Using the data below, repeat all of it precisely.

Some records
# # # # # # #

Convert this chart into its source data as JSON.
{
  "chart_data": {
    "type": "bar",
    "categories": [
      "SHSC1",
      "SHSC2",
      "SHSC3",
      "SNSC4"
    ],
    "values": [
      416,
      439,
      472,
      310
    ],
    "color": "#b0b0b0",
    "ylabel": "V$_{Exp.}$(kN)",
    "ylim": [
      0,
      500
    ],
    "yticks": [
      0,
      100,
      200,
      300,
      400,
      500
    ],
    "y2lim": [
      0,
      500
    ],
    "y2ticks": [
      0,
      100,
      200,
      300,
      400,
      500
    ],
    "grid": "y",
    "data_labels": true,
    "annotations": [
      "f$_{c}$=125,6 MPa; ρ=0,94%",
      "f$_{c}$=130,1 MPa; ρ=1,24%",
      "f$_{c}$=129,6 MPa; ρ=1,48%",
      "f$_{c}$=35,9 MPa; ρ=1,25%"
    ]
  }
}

# # # # # # #

• [SOLVED PROBLEM]
Convert this chart into its source data as JSON.
{
  "chart_data": {
    "type": "bar",
    "categories": [
      "SHSC1",
      "SHSC2",
      "SHSC3",
      "SNSC4"
    ],
    "values": [
      416,
      439,
      472,
      310
    ],
    "color": "#b0b0b0",
    "ylabel": "V$_{Exp.}$(kN)",
    "ylim": [
      0,
      500
    ],
    "yticks": [
      0,
      100,
      200,
      300,
      400,
      500
    ],
    "y2lim": [
      0,
      500
    ],
    "y2ticks": [
      0,
      100,
      200,
      300,
      400,
      500
    ],
    "grid": "y",
    "data_labels": true,
    "annotations": [
      "f$_{c}$=125,6 MPa; ρ=0,94%",
      "f$_{c}$=130,1 MPa; ρ=1,24%",
      "f$_{c}$=129,6 MPa; ρ=1,48%",
      "f$_{c}$=35,9 MPa; ρ=1,25%"
    ]
  }
}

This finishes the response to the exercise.